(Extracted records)
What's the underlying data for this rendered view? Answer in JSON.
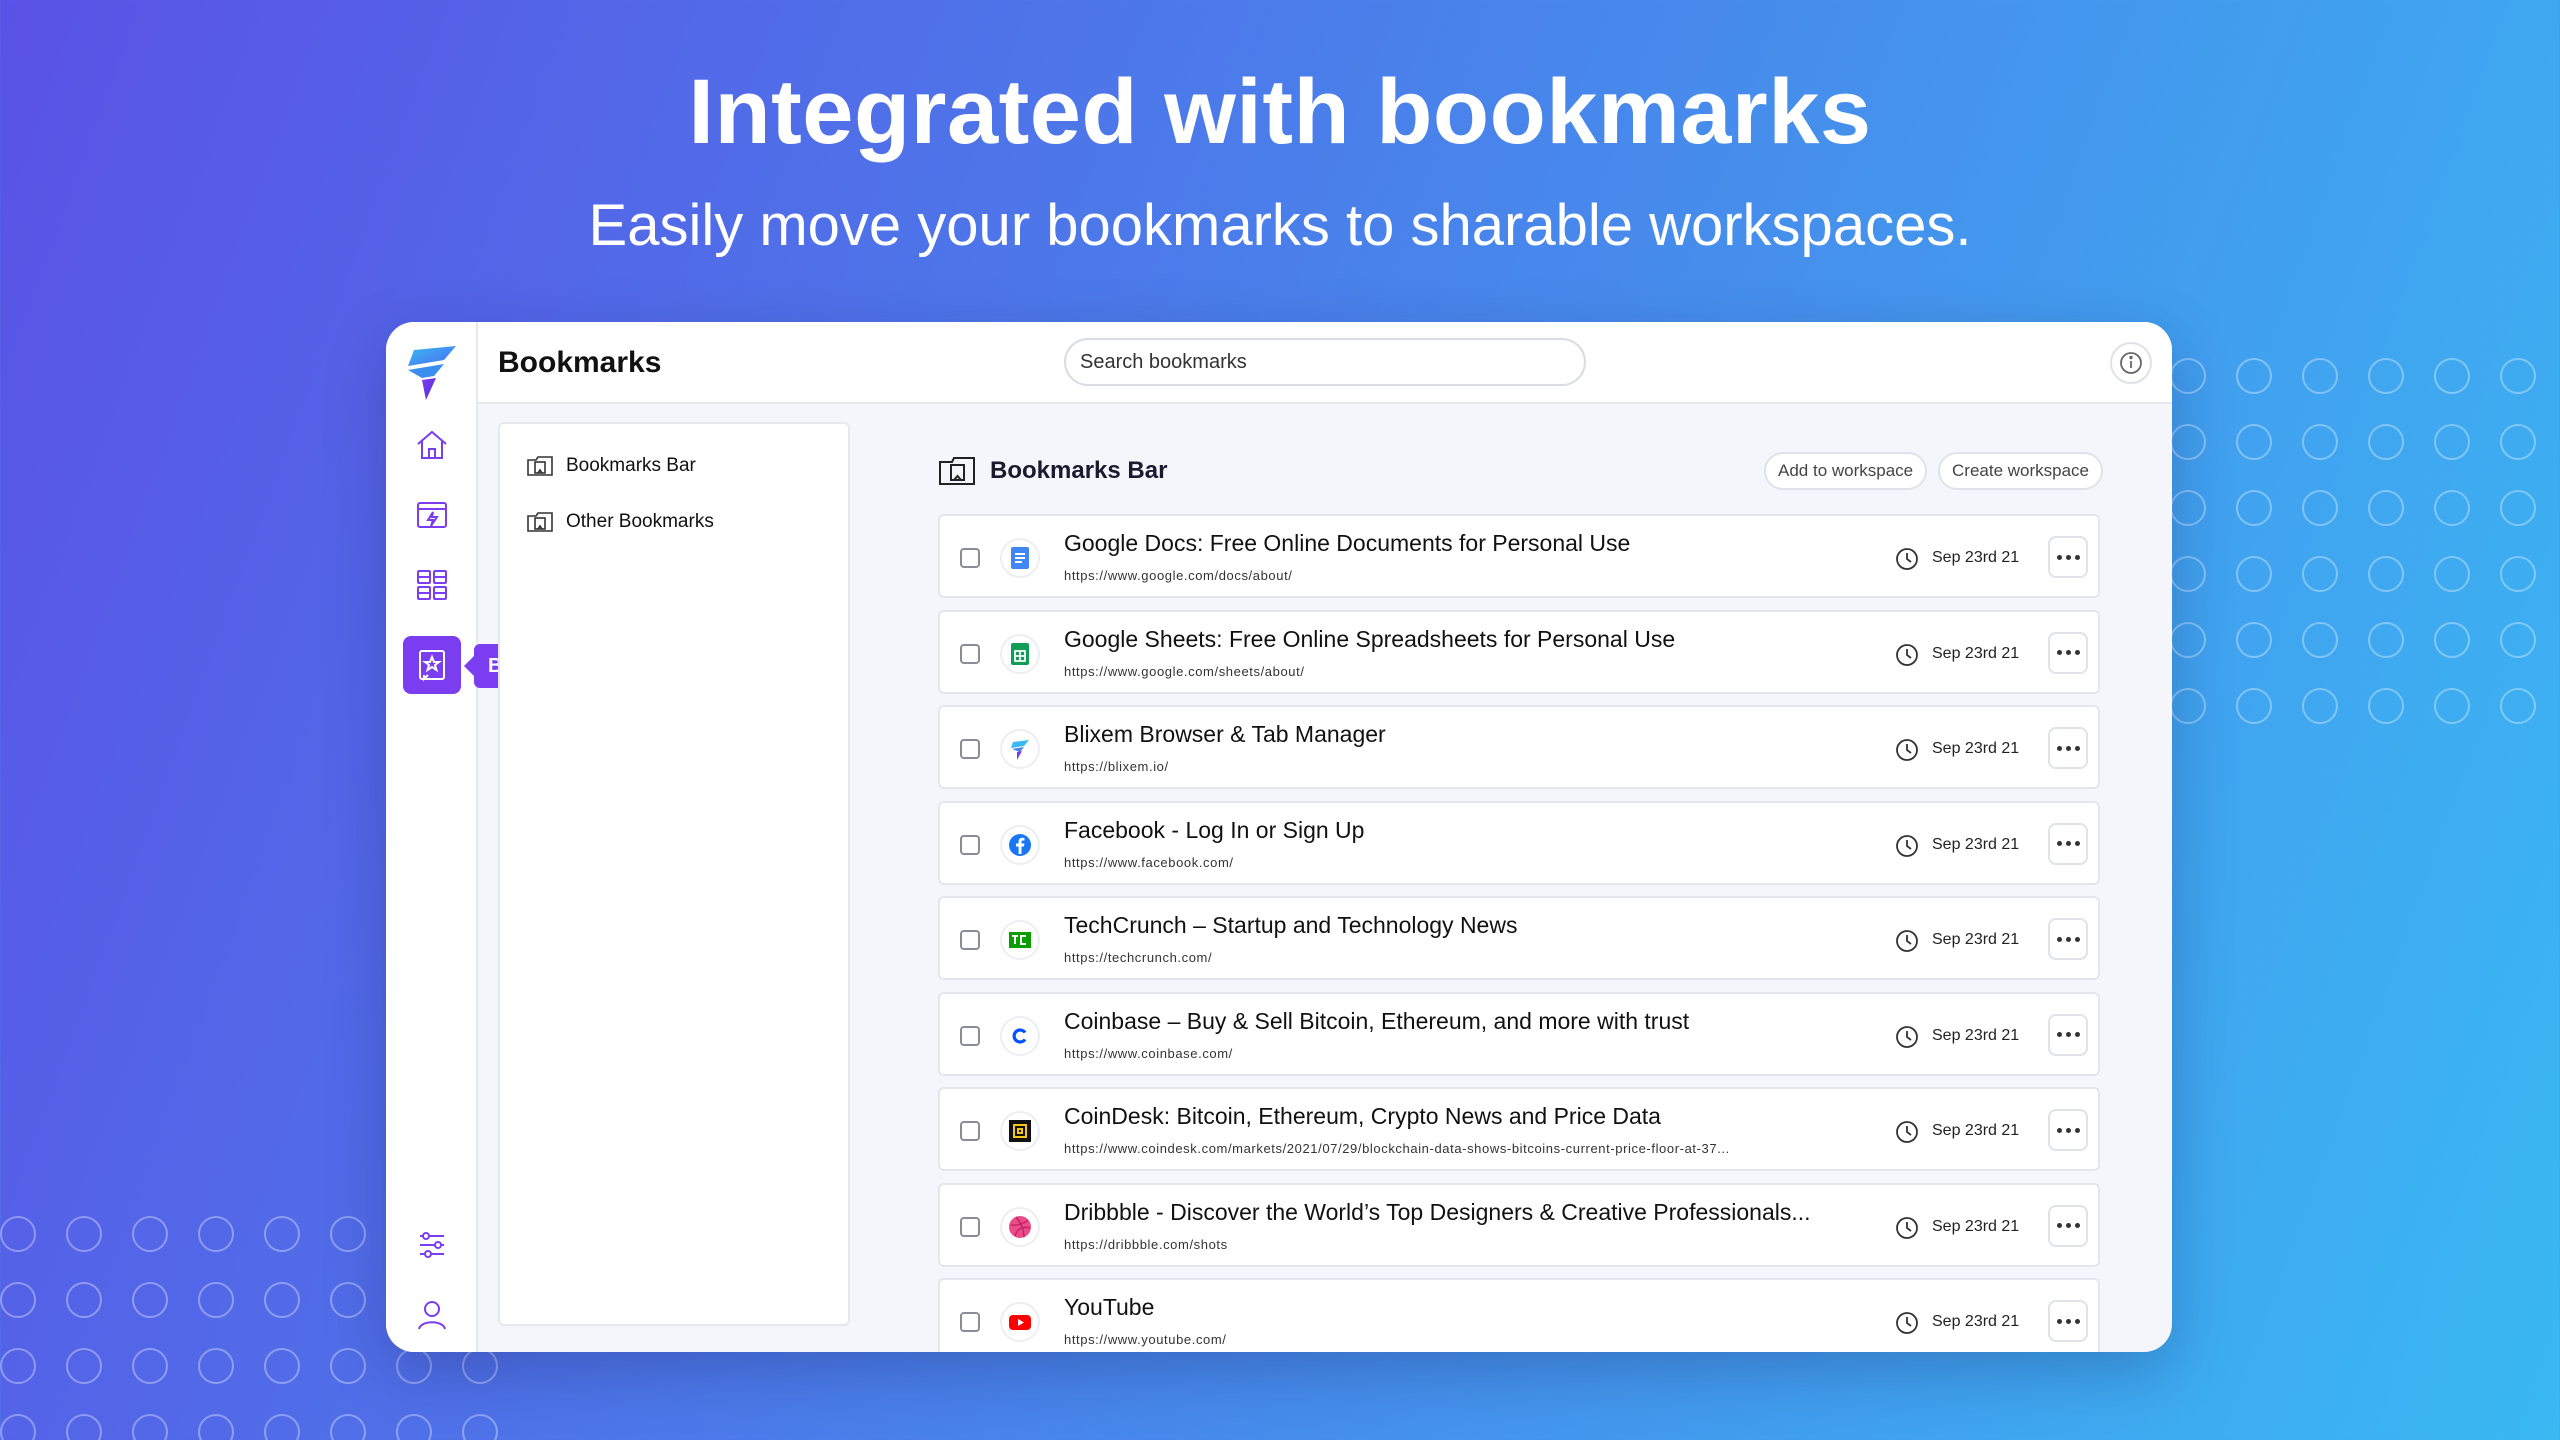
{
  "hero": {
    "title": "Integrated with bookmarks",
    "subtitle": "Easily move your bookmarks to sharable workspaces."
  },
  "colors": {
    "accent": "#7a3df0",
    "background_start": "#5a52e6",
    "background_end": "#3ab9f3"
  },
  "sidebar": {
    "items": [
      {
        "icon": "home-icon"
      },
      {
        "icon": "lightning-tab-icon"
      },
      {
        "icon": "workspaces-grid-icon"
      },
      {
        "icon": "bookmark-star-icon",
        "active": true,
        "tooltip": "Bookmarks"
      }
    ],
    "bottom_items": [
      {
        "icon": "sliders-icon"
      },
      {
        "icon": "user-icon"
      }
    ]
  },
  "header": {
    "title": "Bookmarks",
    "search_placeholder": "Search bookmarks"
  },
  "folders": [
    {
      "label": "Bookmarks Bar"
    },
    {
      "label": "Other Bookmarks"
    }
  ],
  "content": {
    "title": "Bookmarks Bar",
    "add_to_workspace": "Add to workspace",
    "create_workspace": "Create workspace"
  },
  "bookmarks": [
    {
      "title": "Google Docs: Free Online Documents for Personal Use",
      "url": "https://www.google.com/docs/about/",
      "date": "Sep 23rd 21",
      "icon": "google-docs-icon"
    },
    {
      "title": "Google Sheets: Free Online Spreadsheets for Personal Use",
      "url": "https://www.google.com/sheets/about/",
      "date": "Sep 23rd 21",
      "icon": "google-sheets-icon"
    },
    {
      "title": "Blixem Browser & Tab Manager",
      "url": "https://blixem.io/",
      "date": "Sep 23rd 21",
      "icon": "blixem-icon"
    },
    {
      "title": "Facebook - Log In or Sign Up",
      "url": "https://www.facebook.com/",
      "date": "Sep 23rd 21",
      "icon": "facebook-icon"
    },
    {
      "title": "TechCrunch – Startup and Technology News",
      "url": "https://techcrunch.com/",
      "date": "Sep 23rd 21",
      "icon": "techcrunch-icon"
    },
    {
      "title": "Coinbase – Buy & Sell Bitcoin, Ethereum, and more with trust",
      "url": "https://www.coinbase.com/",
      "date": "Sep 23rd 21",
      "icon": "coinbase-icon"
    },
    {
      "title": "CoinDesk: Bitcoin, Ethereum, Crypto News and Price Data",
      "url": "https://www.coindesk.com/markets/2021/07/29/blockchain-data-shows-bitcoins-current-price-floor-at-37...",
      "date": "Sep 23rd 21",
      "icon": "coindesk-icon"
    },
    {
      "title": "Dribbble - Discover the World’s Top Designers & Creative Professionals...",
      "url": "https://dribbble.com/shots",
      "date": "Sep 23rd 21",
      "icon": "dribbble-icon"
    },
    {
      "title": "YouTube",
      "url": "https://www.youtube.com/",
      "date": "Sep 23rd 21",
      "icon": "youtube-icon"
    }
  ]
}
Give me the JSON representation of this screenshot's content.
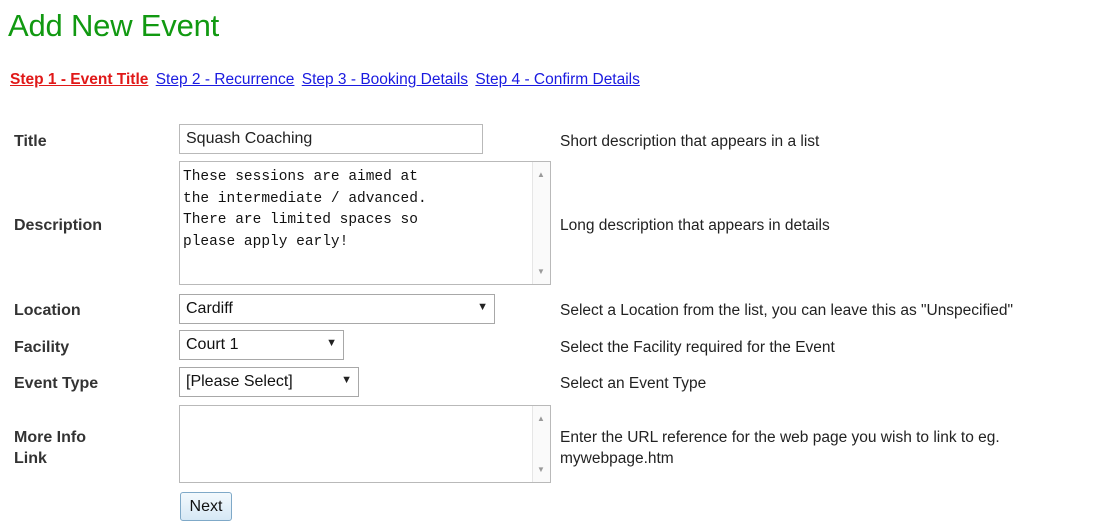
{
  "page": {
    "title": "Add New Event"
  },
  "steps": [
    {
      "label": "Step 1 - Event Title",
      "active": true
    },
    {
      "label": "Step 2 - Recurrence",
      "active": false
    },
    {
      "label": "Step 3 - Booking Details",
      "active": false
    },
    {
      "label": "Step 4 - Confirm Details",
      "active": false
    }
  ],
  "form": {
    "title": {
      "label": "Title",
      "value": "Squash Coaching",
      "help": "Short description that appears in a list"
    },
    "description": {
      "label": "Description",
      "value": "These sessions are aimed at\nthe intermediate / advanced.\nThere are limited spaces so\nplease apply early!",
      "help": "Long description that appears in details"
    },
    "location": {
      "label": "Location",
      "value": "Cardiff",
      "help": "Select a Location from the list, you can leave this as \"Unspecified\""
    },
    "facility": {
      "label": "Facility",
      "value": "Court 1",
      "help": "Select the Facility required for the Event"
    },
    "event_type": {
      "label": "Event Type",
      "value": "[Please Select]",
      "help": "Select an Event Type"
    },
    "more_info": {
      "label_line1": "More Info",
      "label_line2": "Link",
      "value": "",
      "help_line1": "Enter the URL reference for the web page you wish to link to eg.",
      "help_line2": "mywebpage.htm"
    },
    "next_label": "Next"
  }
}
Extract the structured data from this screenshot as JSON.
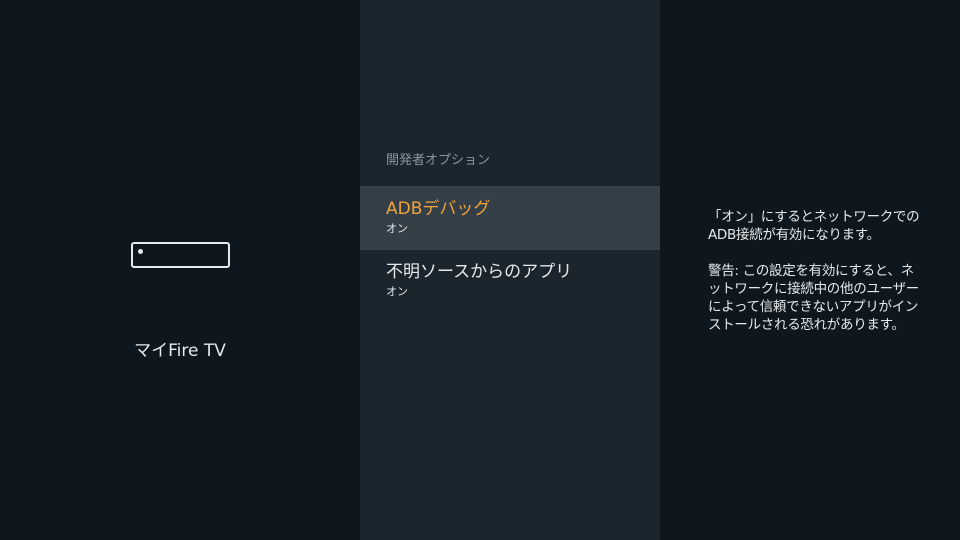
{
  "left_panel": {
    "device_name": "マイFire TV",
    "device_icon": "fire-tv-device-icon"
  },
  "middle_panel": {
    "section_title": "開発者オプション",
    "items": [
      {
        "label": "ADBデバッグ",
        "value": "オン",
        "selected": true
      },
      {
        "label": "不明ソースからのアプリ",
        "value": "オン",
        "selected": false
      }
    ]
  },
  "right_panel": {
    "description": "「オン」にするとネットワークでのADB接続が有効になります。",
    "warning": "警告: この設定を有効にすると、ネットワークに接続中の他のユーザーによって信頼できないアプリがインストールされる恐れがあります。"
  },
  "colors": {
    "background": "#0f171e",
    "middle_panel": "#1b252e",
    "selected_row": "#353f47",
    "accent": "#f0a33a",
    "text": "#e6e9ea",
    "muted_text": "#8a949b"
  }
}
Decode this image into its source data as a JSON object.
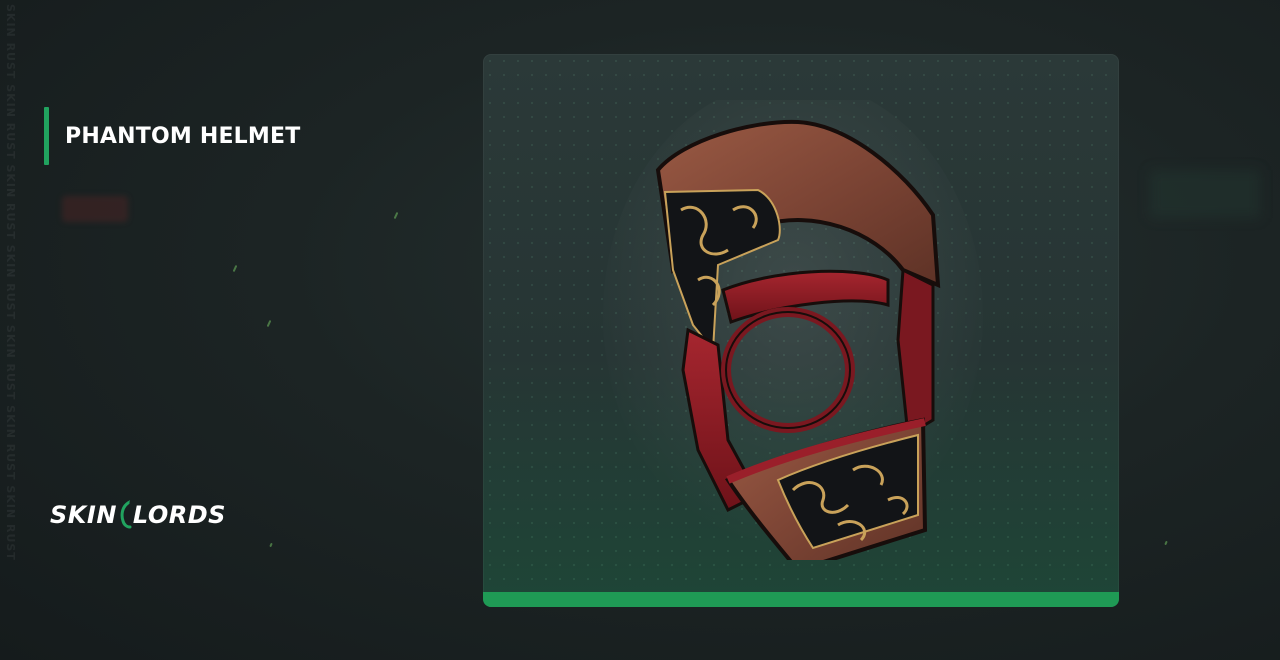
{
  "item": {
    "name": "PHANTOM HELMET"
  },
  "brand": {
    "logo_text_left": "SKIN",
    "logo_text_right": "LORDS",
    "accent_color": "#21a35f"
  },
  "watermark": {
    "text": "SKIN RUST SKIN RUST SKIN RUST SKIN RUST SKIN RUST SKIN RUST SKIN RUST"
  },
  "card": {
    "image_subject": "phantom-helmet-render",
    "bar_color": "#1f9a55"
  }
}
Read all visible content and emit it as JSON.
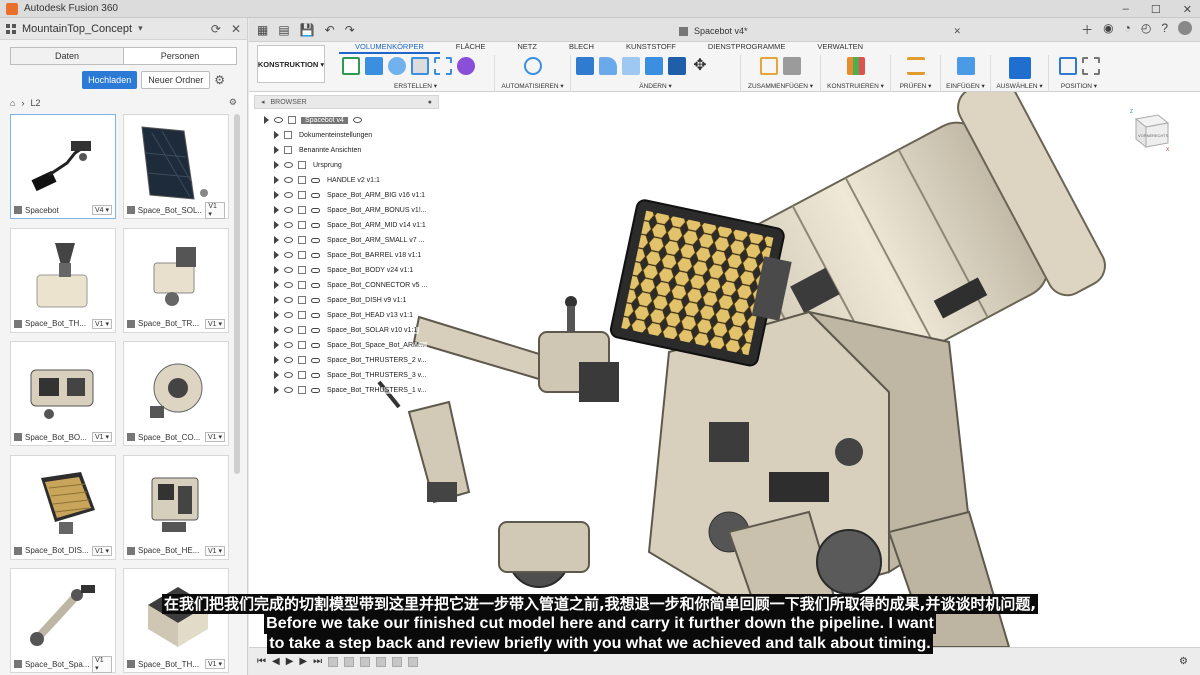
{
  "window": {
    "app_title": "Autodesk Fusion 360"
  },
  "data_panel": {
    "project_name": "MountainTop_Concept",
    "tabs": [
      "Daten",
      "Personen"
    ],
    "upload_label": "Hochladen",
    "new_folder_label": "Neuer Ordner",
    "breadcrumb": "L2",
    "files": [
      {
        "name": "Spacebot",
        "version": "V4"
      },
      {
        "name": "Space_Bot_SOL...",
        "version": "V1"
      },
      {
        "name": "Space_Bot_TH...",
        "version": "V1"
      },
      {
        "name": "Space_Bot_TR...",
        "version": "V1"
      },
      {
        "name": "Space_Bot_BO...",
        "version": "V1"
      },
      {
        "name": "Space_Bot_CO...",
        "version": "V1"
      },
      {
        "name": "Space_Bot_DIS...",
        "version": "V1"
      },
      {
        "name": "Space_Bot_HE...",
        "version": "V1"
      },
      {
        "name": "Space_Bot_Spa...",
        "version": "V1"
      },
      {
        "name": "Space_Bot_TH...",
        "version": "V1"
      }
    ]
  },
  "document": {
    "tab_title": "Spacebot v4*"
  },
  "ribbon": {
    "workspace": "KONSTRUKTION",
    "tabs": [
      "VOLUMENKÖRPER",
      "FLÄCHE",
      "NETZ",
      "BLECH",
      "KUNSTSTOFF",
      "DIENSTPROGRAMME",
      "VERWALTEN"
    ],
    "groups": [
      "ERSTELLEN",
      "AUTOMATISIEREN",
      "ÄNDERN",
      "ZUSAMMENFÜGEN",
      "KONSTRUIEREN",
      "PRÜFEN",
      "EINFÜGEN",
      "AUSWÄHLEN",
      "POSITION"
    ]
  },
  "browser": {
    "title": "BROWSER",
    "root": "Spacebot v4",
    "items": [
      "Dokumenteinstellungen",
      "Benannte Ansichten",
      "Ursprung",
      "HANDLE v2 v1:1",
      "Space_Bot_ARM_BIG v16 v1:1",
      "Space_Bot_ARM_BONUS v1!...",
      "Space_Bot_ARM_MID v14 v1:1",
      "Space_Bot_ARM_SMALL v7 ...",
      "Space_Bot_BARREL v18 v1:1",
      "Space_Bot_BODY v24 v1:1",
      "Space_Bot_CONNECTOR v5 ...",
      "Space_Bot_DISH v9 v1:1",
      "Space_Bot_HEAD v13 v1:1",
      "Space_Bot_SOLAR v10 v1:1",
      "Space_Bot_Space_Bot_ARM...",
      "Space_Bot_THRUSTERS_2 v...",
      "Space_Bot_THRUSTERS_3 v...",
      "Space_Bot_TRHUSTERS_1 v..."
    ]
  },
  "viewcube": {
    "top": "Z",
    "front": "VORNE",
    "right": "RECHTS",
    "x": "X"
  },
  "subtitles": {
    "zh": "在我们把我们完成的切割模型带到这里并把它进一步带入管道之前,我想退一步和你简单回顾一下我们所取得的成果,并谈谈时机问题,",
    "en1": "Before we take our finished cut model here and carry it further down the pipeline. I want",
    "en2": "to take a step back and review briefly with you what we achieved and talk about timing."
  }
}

_WHAT THIS TASK INVOLVES_
Find "JSON". Copy every line it occurs in.

_IN RESPONSE_
What's the underlying data for this rendered view? Answer in JSON.
Give me the JSON representation of this screenshot's content.
Extract the structured data from this screenshot as JSON.
Decode this image into its source data as a JSON object.
Read all visible content and emit it as JSON.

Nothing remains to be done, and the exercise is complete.